Given task => Copy each line containing the word "chấm" from the records that follow, please.

━━━━━ Record set

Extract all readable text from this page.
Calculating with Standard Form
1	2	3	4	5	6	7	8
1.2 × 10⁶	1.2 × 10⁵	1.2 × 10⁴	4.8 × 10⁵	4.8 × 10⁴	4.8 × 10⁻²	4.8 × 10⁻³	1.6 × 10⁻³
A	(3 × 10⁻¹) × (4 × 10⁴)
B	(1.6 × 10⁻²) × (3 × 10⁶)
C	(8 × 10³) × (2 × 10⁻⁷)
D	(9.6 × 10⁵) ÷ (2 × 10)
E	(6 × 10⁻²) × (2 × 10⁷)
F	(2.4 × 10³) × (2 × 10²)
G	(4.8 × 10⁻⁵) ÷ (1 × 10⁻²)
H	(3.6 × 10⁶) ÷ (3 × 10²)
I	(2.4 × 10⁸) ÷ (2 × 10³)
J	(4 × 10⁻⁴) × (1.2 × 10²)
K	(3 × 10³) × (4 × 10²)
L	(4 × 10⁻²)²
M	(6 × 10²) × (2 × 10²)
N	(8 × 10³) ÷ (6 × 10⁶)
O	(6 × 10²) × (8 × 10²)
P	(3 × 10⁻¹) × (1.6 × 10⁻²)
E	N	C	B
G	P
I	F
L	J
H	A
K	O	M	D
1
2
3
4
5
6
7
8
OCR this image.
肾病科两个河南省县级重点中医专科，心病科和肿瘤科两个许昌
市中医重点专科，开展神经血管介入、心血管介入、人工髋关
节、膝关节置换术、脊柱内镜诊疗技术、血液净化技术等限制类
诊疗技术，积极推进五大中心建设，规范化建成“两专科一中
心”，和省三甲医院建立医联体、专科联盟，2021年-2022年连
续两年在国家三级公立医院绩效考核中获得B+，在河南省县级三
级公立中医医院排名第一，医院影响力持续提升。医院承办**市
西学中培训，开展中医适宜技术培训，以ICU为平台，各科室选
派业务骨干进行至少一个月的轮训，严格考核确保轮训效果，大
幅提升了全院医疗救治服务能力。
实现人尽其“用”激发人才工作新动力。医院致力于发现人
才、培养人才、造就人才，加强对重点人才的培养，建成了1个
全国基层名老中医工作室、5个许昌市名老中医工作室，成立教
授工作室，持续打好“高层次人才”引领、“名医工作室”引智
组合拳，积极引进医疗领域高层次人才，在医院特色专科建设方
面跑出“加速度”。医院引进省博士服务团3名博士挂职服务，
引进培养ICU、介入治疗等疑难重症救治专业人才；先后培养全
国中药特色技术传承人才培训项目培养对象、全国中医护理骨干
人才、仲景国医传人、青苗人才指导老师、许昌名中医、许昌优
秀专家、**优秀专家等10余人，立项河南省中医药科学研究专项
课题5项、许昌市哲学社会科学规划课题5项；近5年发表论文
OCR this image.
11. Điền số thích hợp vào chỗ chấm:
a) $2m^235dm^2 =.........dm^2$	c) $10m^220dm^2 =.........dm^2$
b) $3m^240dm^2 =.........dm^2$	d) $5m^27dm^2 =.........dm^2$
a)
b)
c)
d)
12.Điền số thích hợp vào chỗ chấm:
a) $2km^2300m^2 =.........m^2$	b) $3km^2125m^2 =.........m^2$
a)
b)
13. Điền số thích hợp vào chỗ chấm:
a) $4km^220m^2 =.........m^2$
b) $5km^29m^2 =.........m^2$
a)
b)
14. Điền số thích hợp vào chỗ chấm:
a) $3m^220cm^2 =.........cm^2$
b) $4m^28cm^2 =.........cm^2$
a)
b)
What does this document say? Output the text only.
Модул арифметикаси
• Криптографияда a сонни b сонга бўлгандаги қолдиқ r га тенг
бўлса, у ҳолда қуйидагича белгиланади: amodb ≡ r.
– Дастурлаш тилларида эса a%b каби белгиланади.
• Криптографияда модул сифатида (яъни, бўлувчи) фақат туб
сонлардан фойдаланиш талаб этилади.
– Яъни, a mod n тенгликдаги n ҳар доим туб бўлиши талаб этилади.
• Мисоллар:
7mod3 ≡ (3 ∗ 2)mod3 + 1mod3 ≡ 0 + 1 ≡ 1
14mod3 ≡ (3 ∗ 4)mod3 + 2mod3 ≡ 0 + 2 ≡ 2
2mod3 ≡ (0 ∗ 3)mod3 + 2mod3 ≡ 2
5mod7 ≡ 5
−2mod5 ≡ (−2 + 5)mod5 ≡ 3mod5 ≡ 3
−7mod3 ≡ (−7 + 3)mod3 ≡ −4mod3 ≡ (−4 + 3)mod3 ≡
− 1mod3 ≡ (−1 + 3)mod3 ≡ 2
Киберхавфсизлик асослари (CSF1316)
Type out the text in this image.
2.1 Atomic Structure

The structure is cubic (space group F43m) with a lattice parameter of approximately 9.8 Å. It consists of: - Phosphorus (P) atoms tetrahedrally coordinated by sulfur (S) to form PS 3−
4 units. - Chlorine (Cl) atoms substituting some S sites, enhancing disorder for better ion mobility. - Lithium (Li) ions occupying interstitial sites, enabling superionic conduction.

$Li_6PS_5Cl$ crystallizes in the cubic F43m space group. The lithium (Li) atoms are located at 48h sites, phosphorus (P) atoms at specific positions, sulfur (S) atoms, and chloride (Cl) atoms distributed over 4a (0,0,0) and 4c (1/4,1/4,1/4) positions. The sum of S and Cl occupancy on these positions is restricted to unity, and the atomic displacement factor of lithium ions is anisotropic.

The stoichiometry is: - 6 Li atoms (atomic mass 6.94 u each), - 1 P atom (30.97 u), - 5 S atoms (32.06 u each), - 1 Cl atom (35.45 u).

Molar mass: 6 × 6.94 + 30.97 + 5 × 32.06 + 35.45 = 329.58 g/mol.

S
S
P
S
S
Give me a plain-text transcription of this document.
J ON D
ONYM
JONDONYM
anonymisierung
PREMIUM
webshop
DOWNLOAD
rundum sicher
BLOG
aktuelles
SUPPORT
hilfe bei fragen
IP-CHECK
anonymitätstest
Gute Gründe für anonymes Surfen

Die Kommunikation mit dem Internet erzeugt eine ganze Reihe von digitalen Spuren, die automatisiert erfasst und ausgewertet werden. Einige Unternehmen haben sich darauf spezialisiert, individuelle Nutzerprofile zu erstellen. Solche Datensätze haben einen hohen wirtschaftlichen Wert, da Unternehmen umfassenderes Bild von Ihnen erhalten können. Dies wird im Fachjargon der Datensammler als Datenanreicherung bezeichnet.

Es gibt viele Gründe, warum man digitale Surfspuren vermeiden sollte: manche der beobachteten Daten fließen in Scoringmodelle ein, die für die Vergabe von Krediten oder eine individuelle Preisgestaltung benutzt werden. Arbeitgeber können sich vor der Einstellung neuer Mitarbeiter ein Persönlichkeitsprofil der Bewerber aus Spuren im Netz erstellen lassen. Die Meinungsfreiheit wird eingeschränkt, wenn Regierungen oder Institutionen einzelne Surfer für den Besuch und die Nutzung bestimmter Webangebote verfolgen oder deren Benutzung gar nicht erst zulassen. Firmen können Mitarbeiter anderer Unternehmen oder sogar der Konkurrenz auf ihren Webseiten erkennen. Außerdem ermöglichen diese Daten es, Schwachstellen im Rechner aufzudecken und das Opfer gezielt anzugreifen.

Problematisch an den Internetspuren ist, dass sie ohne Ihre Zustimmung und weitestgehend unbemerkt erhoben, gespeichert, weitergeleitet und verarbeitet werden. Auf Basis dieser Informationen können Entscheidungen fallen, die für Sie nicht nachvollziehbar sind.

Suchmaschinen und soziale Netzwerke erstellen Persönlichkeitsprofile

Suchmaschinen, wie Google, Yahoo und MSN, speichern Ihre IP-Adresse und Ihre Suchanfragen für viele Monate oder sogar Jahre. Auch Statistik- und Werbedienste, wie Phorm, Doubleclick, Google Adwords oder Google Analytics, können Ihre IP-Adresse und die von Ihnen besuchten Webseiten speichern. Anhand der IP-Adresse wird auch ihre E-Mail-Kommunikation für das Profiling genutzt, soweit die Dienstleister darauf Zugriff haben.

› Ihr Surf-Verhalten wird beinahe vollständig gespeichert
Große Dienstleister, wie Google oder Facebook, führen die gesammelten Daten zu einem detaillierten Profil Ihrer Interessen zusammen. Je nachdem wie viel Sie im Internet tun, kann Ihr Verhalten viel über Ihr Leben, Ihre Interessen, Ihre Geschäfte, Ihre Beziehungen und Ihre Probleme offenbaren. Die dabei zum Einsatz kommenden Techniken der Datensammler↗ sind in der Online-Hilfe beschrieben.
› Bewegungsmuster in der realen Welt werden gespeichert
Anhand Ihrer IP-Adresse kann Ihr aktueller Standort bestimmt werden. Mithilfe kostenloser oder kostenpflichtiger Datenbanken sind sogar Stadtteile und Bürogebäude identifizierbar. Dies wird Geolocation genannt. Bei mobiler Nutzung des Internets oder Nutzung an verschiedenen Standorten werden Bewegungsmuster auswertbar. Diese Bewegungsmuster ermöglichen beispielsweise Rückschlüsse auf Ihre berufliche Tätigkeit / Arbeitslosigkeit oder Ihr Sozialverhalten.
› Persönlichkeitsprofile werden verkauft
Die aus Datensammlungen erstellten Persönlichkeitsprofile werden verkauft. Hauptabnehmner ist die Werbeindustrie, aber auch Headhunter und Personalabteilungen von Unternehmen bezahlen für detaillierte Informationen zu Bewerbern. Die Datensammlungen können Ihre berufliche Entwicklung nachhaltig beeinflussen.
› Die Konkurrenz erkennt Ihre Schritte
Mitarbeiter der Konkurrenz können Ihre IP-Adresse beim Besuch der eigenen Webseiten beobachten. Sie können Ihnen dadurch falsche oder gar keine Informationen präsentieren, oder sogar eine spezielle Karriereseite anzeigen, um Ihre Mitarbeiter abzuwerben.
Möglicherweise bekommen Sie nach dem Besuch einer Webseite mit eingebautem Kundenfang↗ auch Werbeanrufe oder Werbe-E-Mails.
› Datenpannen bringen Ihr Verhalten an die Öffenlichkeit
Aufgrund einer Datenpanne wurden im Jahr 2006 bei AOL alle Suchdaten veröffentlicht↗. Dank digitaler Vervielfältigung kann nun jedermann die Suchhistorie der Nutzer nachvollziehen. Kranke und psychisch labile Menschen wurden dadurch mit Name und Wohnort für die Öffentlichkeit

━━━━━━━━━━

Worked solution =>
11. Điền số thích hợp vào chỗ chấm:
12.Điền số thích hợp vào chỗ chấm:
13. Điền số thích hợp vào chỗ chấm:
14. Điền số thích hợp vào chỗ chấm:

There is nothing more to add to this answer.